::: MATERIAL TO PROCESS :::

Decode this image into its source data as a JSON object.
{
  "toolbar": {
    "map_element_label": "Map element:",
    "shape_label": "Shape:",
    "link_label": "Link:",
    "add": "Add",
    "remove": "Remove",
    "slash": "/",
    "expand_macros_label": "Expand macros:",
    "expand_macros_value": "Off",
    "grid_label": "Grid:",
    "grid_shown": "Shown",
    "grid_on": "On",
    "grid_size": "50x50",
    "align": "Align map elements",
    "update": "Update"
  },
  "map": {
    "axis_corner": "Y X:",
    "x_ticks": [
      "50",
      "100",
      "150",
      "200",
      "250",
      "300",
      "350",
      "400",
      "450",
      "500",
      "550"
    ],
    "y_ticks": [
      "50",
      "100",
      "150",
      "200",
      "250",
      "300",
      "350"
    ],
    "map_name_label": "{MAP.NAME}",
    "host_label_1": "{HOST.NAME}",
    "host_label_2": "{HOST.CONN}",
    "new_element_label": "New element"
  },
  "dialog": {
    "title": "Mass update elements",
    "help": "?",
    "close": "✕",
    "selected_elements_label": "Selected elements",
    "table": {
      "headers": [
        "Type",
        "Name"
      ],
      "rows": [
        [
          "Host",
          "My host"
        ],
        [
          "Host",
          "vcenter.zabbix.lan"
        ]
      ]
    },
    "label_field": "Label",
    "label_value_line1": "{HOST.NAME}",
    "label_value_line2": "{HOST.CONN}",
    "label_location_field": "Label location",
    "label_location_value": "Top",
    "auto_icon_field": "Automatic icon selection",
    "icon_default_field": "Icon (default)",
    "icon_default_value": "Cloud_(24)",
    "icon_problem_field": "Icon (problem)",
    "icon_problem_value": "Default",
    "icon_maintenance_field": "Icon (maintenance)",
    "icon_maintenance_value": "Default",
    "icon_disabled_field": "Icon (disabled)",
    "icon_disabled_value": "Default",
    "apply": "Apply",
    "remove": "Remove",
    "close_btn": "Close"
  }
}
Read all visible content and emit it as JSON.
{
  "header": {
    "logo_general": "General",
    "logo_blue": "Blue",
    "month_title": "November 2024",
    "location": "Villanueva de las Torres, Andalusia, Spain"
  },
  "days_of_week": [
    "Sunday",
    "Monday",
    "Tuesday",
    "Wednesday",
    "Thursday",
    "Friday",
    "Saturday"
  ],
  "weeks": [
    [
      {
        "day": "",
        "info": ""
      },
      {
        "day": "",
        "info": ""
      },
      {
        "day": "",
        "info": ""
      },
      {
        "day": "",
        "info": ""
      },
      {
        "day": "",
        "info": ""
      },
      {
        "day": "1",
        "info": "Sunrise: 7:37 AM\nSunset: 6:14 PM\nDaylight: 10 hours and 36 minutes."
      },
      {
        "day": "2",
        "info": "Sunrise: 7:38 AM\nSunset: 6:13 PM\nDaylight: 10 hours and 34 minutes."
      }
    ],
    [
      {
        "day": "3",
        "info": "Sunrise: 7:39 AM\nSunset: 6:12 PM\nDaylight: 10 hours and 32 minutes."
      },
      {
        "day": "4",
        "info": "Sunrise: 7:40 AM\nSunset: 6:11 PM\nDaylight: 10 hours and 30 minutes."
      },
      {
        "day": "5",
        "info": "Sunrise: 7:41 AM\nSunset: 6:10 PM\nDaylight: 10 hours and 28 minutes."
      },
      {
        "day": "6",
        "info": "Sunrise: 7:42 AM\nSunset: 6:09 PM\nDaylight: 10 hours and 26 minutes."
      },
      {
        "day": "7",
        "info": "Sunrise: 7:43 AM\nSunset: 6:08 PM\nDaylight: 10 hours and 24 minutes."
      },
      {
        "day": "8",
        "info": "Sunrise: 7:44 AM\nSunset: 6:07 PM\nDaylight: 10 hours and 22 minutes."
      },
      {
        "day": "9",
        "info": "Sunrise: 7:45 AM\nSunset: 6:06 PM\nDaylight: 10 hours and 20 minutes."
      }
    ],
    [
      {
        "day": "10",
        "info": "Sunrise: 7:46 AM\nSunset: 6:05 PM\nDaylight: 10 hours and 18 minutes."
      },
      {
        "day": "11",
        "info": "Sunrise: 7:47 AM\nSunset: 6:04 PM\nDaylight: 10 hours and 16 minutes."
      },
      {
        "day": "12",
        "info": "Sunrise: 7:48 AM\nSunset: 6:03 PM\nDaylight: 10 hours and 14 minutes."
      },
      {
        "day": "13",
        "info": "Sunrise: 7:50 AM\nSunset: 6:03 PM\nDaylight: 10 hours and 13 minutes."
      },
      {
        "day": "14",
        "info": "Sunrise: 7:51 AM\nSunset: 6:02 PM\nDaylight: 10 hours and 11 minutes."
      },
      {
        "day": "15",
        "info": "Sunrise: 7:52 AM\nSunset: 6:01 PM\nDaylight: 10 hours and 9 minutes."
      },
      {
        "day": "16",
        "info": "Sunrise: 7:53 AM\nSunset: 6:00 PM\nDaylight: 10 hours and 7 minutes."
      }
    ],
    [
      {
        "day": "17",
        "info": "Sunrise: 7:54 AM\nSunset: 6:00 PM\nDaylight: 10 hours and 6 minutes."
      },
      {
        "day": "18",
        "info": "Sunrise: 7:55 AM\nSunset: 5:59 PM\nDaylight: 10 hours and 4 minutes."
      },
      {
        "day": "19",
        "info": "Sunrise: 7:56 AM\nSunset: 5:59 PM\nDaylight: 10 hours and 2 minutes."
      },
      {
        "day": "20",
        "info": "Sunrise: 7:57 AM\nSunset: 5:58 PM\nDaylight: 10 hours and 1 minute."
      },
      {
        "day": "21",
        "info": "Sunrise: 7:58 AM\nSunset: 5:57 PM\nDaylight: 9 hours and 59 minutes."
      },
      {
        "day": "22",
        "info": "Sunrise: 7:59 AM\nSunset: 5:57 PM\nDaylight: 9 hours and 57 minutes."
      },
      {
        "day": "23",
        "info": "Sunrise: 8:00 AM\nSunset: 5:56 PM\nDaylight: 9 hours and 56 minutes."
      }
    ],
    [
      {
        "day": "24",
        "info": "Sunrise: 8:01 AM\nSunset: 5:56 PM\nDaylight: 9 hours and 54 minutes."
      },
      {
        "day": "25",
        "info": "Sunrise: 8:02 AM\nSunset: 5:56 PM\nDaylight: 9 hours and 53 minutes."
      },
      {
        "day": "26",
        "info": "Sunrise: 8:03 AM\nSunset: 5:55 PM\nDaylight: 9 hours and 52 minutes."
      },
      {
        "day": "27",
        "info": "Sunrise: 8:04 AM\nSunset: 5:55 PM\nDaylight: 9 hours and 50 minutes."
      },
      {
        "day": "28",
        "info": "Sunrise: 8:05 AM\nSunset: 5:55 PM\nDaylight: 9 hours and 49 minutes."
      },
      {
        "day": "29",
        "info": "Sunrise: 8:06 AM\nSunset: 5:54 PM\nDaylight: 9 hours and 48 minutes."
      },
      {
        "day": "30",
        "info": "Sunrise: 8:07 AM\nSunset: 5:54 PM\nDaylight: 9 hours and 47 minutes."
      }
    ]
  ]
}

:::

Retype the listing. Match it exactly.

Decode this image into its source data as a JSON object.
{
  "toolbar": {
    "map_element_label": "Map element:",
    "shape_label": "Shape:",
    "link_label": "Link:",
    "add": "Add",
    "remove": "Remove",
    "slash": "/",
    "expand_macros_label": "Expand macros:",
    "expand_macros_value": "Off",
    "grid_label": "Grid:",
    "grid_shown": "Shown",
    "grid_on": "On",
    "grid_size": "50x50",
    "align": "Align map elements",
    "update": "Update"
  },
  "map": {
    "axis_corner": "Y X:",
    "x_ticks": [
      "50",
      "100",
      "150",
      "200",
      "250",
      "300",
      "350",
      "400",
      "450",
      "500",
      "550"
    ],
    "y_ticks": [
      "50",
      "100",
      "150",
      "200",
      "250",
      "300",
      "350"
    ],
    "map_name_label": "{MAP.NAME}",
    "host_label_1": "{HOST.NAME}",
    "host_label_2": "{HOST.CONN}",
    "new_element_label": "New element"
  },
  "dialog": {
    "title": "Mass update elements",
    "help": "?",
    "close": "✕",
    "selected_elements_label": "Selected elements",
    "table": {
      "headers": [
        "Type",
        "Name"
      ],
      "rows": [
        [
          "Host",
          "My host"
        ],
        [
          "Host",
          "vcenter.zabbix.lan"
        ]
      ]
    },
    "label_field": "Label",
    "label_value_line1": "{HOST.NAME}",
    "label_value_line2": "{HOST.CONN}",
    "label_location_field": "Label location",
    "label_location_value": "Top",
    "auto_icon_field": "Automatic icon selection",
    "icon_default_field": "Icon (default)",
    "icon_default_value": "Cloud_(24)",
    "icon_problem_field": "Icon (problem)",
    "icon_problem_value": "Default",
    "icon_maintenance_field": "Icon (maintenance)",
    "icon_maintenance_value": "Default",
    "icon_disabled_field": "Icon (disabled)",
    "icon_disabled_value": "Default",
    "apply": "Apply",
    "remove": "Remove",
    "close_btn": "Close"
  }
}
Read all visible content and emit it as JSON.
{
  "header": {
    "logo_general": "General",
    "logo_blue": "Blue",
    "month_title": "November 2024",
    "location": "Villanueva de las Torres, Andalusia, Spain"
  },
  "days_of_week": [
    "Sunday",
    "Monday",
    "Tuesday",
    "Wednesday",
    "Thursday",
    "Friday",
    "Saturday"
  ],
  "weeks": [
    [
      {
        "day": "",
        "info": ""
      },
      {
        "day": "",
        "info": ""
      },
      {
        "day": "",
        "info": ""
      },
      {
        "day": "",
        "info": ""
      },
      {
        "day": "",
        "info": ""
      },
      {
        "day": "1",
        "info": "Sunrise: 7:37 AM\nSunset: 6:14 PM\nDaylight: 10 hours and 36 minutes."
      },
      {
        "day": "2",
        "info": "Sunrise: 7:38 AM\nSunset: 6:13 PM\nDaylight: 10 hours and 34 minutes."
      }
    ],
    [
      {
        "day": "3",
        "info": "Sunrise: 7:39 AM\nSunset: 6:12 PM\nDaylight: 10 hours and 32 minutes."
      },
      {
        "day": "4",
        "info": "Sunrise: 7:40 AM\nSunset: 6:11 PM\nDaylight: 10 hours and 30 minutes."
      },
      {
        "day": "5",
        "info": "Sunrise: 7:41 AM\nSunset: 6:10 PM\nDaylight: 10 hours and 28 minutes."
      },
      {
        "day": "6",
        "info": "Sunrise: 7:42 AM\nSunset: 6:09 PM\nDaylight: 10 hours and 26 minutes."
      },
      {
        "day": "7",
        "info": "Sunrise: 7:43 AM\nSunset: 6:08 PM\nDaylight: 10 hours and 24 minutes."
      },
      {
        "day": "8",
        "info": "Sunrise: 7:44 AM\nSunset: 6:07 PM\nDaylight: 10 hours and 22 minutes."
      },
      {
        "day": "9",
        "info": "Sunrise: 7:45 AM\nSunset: 6:06 PM\nDaylight: 10 hours and 20 minutes."
      }
    ],
    [
      {
        "day": "10",
        "info": "Sunrise: 7:46 AM\nSunset: 6:05 PM\nDaylight: 10 hours and 18 minutes."
      },
      {
        "day": "11",
        "info": "Sunrise: 7:47 AM\nSunset: 6:04 PM\nDaylight: 10 hours and 16 minutes."
      },
      {
        "day": "12",
        "info": "Sunrise: 7:48 AM\nSunset: 6:03 PM\nDaylight: 10 hours and 14 minutes."
      },
      {
        "day": "13",
        "info": "Sunrise: 7:50 AM\nSunset: 6:03 PM\nDaylight: 10 hours and 13 minutes."
      },
      {
        "day": "14",
        "info": "Sunrise: 7:51 AM\nSunset: 6:02 PM\nDaylight: 10 hours and 11 minutes."
      },
      {
        "day": "15",
        "info": "Sunrise: 7:52 AM\nSunset: 6:01 PM\nDaylight: 10 hours and 9 minutes."
      },
      {
        "day": "16",
        "info": "Sunrise: 7:53 AM\nSunset: 6:00 PM\nDaylight: 10 hours and 7 minutes."
      }
    ],
    [
      {
        "day": "17",
        "info": "Sunrise: 7:54 AM\nSunset: 6:00 PM\nDaylight: 10 hours and 6 minutes."
      },
      {
        "day": "18",
        "info": "Sunrise: 7:55 AM\nSunset: 5:59 PM\nDaylight: 10 hours and 4 minutes."
      },
      {
        "day": "19",
        "info": "Sunrise: 7:56 AM\nSunset: 5:59 PM\nDaylight: 10 hours and 2 minutes."
      },
      {
        "day": "20",
        "info": "Sunrise: 7:57 AM\nSunset: 5:58 PM\nDaylight: 10 hours and 1 minute."
      },
      {
        "day": "21",
        "info": "Sunrise: 7:58 AM\nSunset: 5:57 PM\nDaylight: 9 hours and 59 minutes."
      },
      {
        "day": "22",
        "info": "Sunrise: 7:59 AM\nSunset: 5:57 PM\nDaylight: 9 hours and 57 minutes."
      },
      {
        "day": "23",
        "info": "Sunrise: 8:00 AM\nSunset: 5:56 PM\nDaylight: 9 hours and 56 minutes."
      }
    ],
    [
      {
        "day": "24",
        "info": "Sunrise: 8:01 AM\nSunset: 5:56 PM\nDaylight: 9 hours and 54 minutes."
      },
      {
        "day": "25",
        "info": "Sunrise: 8:02 AM\nSunset: 5:56 PM\nDaylight: 9 hours and 53 minutes."
      },
      {
        "day": "26",
        "info": "Sunrise: 8:03 AM\nSunset: 5:55 PM\nDaylight: 9 hours and 52 minutes."
      },
      {
        "day": "27",
        "info": "Sunrise: 8:04 AM\nSunset: 5:55 PM\nDaylight: 9 hours and 50 minutes."
      },
      {
        "day": "28",
        "info": "Sunrise: 8:05 AM\nSunset: 5:55 PM\nDaylight: 9 hours and 49 minutes."
      },
      {
        "day": "29",
        "info": "Sunrise: 8:06 AM\nSunset: 5:54 PM\nDaylight: 9 hours and 48 minutes."
      },
      {
        "day": "30",
        "info": "Sunrise: 8:07 AM\nSunset: 5:54 PM\nDaylight: 9 hours and 47 minutes."
      }
    ]
  ]
}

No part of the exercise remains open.